## [WHAT IS NEEDED]
Transcribe the listing exactly, skipping every picture.

-------------------------

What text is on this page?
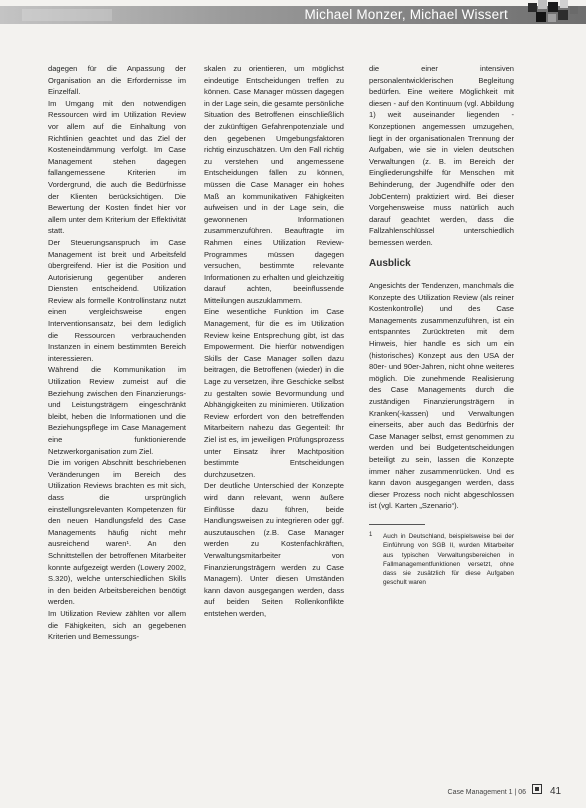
Michael Monzer, Michael Wissert

dagegen für die Anpassung der Organisation an die Erfordernisse im Einzelfall.

Im Umgang mit den notwendigen Ressourcen wird im Utilization Review vor allem auf die Einhaltung von Richtlinien geachtet und das Ziel der Kosteneindämmung verfolgt. Im Case Management stehen dagegen fallangemessene Kriterien im Vordergrund, die auch die Bedürfnisse der Klienten berücksichtigen. Die Bewertung der Kosten findet hier vor allem unter dem Kriterium der Effektivität statt.

Der Steuerungsanspruch im Case Management ist breit und Arbeitsfeld übergreifend. Hier ist die Position und Autorisierung gegenüber anderen Diensten entscheidend. Utilization Review als formelle Kontrollinstanz nutzt einen vergleichsweise engen Interventionsansatz, bei dem lediglich die Ressourcen verbrauchenden Instanzen in einem bestimmten Bereich interessieren.

Während die Kommunikation im Utilization Review zumeist auf die Beziehung zwischen den Finanzierungs- und Leistungsträgern eingeschränkt bleibt, heben die Informationen und die Beziehungspflege im Case Management eine funktionierende Netzwerkorganisation zum Ziel.

Die im vorigen Abschnitt beschriebenen Veränderungen im Bereich des Utilization Reviews brachten es mit sich, dass die ursprünglich einstellungsrelevanten Kompetenzen für den neuen Handlungsfeld des Case Managements häufig nicht mehr ausreichend waren¹. An den Schnittstellen der betroffenen Mitarbeiter konnte aufgezeigt werden (Lowery 2002, S.320), welche unterschiedlichen Skills in den beiden Arbeitsbereichen benötigt werden.

Im Utilization Review zählten vor allem die Fähigkeiten, sich an gegebenen Kriterien und Bemessungs-

skalen zu orientieren, um möglichst eindeutige Entscheidungen treffen zu können. Case Manager müssen dagegen in der Lage sein, die gesamte persönliche Situation des Betroffenen einschließlich der zukünftigen Gefahrenpotenziale und den gegebenen Umgebungsfaktoren richtig einzuschätzen. Um den Fall richtig zu verstehen und angemessene Entscheidungen fällen zu können, müssen die Case Manager ein hohes Maß an kommunikativen Fähigkeiten aufweisen und in der Lage sein, die gewonnenen Informationen zusammenzuführen. Beauftragte im Rahmen eines Utilization Review-Programmes müssen dagegen versuchen, bestimmte relevante Informationen zu erhalten und gleichzeitig darauf achten, beeinflussende Mitteilungen auszuklammern.

Eine wesentliche Funktion im Case Management, für die es im Utilization Review keine Entsprechung gibt, ist das Empowerment. Die hierfür notwendigen Skills der Case Manager sollen dazu beitragen, die Betroffenen (wieder) in die Lage zu versetzen, ihre Geschicke selbst zu gestalten sowie Bevormundung und Abhängigkeiten zu minimieren. Utilization Review erfordert von den betreffenden Mitarbeitern nahezu das Gegenteil: Ihr Ziel ist es, im jeweiligen Prüfungsprozess unter Einsatz ihrer Machtposition bestimmte Entscheidungen durchzusetzen.

Der deutliche Unterschied der Konzepte wird dann relevant, wenn äußere Einflüsse dazu führen, beide Handlungsweisen zu integrieren oder ggf. auszutauschen (z.B. Case Manager werden zu Kostenfachkräften, Verwaltungsmitarbeiter von Finanzierungsträgern werden zu Case Managern). Unter diesen Umständen kann davon ausgegangen werden, dass auf beiden Seiten Rollenkonflikte entstehen werden,

die einer intensiven personalentwicklerischen Begleitung bedürfen. Eine weitere Möglichkeit mit diesen - auf den Kontinuum (vgl. Abbildung 1) weit auseinander liegenden - Konzeptionen angemessen umzugehen, liegt in der organisationalen Trennung der Aufgaben, wie sie in vielen deutschen Verwaltungen (z. B. im Bereich der Eingliederungshilfe für Menschen mit Behinderung, der Jugendhilfe oder den JobCentern) praktiziert wird. Bei dieser Vorgehensweise muss natürlich auch darauf geachtet werden, dass die Fallzahlenschlüssel unterschiedlich bemessen werden.

Ausblick

Angesichts der Tendenzen, manchmals die Konzepte des Utilization Review (als reiner Kostenkontrolle) und des Case Managements zusammenzuführen, ist ein entspanntes Zurücktreten mit dem Hinweis, hier handle es sich um ein (historisches) Konzept aus den USA der 80er- und 90er-Jahren, nicht ohne weiteres möglich. Die zunehmende Realisierung des Case Managements durch die zuständigen Finanzierungsträgern in Kranken(-kassen) und Verwaltungen einerseits, aber auch das Bedürfnis der Case Manager selbst, ernst genommen zu werden und bei Budgetentscheidungen beteiligt zu sein, lassen die Konzepte immer näher zusammenrücken. Und es kann davon ausgegangen werden, dass dieser Prozess noch nicht abgeschlossen ist (vgl. Karten „Szenario“).

1 Auch in Deutschland, beispielsweise bei der Einführung von SGB II, wurden Mitarbeiter aus typischen Verwaltungsbereichen in Fallmanagementfunktionen versetzt, ohne dass sie zusätzlich für diese Aufgaben geschult waren
Case Management 1 | 06 41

-------------------------

## [ANSWER AREA]
What text is on this page?
Michael Monzer, Michael Wissert

dagegen für die Anpassung der Organisation an die Erfordernisse im Einzelfall.

Im Umgang mit den notwendigen Ressourcen wird im Utilization Review vor allem auf die Einhaltung von Richtlinien geachtet und das Ziel der Kosteneindämmung verfolgt. Im Case Management stehen dagegen fallangemessene Kriterien im Vordergrund, die auch die Bedürfnisse der Klienten berücksichtigen. Die Bewertung der Kosten findet hier vor allem unter dem Kriterium der Effektivität statt.

Der Steuerungsanspruch im Case Management ist breit und Arbeitsfeld übergreifend. Hier ist die Position und Autorisierung gegenüber anderen Diensten entscheidend. Utilization Review als formelle Kontrollinstanz nutzt einen vergleichsweise engen Interventionsansatz, bei dem lediglich die Ressourcen verbrauchenden Instanzen in einem bestimmten Bereich interessieren.

Während die Kommunikation im Utilization Review zumeist auf die Beziehung zwischen den Finanzierungs- und Leistungsträgern eingeschränkt bleibt, heben die Informationen und die Beziehungspflege im Case Management eine funktionierende Netzwerkorganisation zum Ziel.

Die im vorigen Abschnitt beschriebenen Veränderungen im Bereich des Utilization Reviews brachten es mit sich, dass die ursprünglich einstellungsrelevanten Kompetenzen für den neuen Handlungsfeld des Case Managements häufig nicht mehr ausreichend waren¹. An den Schnittstellen der betroffenen Mitarbeiter konnte aufgezeigt werden (Lowery 2002, S.320), welche unterschiedlichen Skills in den beiden Arbeitsbereichen benötigt werden.

Im Utilization Review zählten vor allem die Fähigkeiten, sich an gegebenen Kriterien und Bemessungs-

skalen zu orientieren, um möglichst eindeutige Entscheidungen treffen zu können. Case Manager müssen dagegen in der Lage sein, die gesamte persönliche Situation des Betroffenen einschließlich der zukünftigen Gefahrenpotenziale und den gegebenen Umgebungsfaktoren richtig einzuschätzen. Um den Fall richtig zu verstehen und angemessene Entscheidungen fällen zu können, müssen die Case Manager ein hohes Maß an kommunikativen Fähigkeiten aufweisen und in der Lage sein, die gewonnenen Informationen zusammenzuführen. Beauftragte im Rahmen eines Utilization Review-Programmes müssen dagegen versuchen, bestimmte relevante Informationen zu erhalten und gleichzeitig darauf achten, beeinflussende Mitteilungen auszuklammern.

Eine wesentliche Funktion im Case Management, für die es im Utilization Review keine Entsprechung gibt, ist das Empowerment. Die hierfür notwendigen Skills der Case Manager sollen dazu beitragen, die Betroffenen (wieder) in die Lage zu versetzen, ihre Geschicke selbst zu gestalten sowie Bevormundung und Abhängigkeiten zu minimieren. Utilization Review erfordert von den betreffenden Mitarbeitern nahezu das Gegenteil: Ihr Ziel ist es, im jeweiligen Prüfungsprozess unter Einsatz ihrer Machtposition bestimmte Entscheidungen durchzusetzen.

Der deutliche Unterschied der Konzepte wird dann relevant, wenn äußere Einflüsse dazu führen, beide Handlungsweisen zu integrieren oder ggf. auszutauschen (z.B. Case Manager werden zu Kostenfachkräften, Verwaltungsmitarbeiter von Finanzierungsträgern werden zu Case Managern). Unter diesen Umständen kann davon ausgegangen werden, dass auf beiden Seiten Rollenkonflikte entstehen werden,

die einer intensiven personalentwicklerischen Begleitung bedürfen. Eine weitere Möglichkeit mit diesen - auf den Kontinuum (vgl. Abbildung 1) weit auseinander liegenden - Konzeptionen angemessen umzugehen, liegt in der organisationalen Trennung der Aufgaben, wie sie in vielen deutschen Verwaltungen (z. B. im Bereich der Eingliederungshilfe für Menschen mit Behinderung, der Jugendhilfe oder den JobCentern) praktiziert wird. Bei dieser Vorgehensweise muss natürlich auch darauf geachtet werden, dass die Fallzahlenschlüssel unterschiedlich bemessen werden.

Ausblick

Angesichts der Tendenzen, manchmals die Konzepte des Utilization Review (als reiner Kostenkontrolle) und des Case Managements zusammenzuführen, ist ein entspanntes Zurücktreten mit dem Hinweis, hier handle es sich um ein (historisches) Konzept aus den USA der 80er- und 90er-Jahren, nicht ohne weiteres möglich. Die zunehmende Realisierung des Case Managements durch die zuständigen Finanzierungsträgern in Kranken(-kassen) und Verwaltungen einerseits, aber auch das Bedürfnis der Case Manager selbst, ernst genommen zu werden und bei Budgetentscheidungen beteiligt zu sein, lassen die Konzepte immer näher zusammenrücken. Und es kann davon ausgegangen werden, dass dieser Prozess noch nicht abgeschlossen ist (vgl. Karten „Szenario“).

1 Auch in Deutschland, beispielsweise bei der Einführung von SGB II, wurden Mitarbeiter aus typischen Verwaltungsbereichen in Fallmanagementfunktionen versetzt, ohne dass sie zusätzlich für diese Aufgaben geschult waren
Case Management 1 | 06 41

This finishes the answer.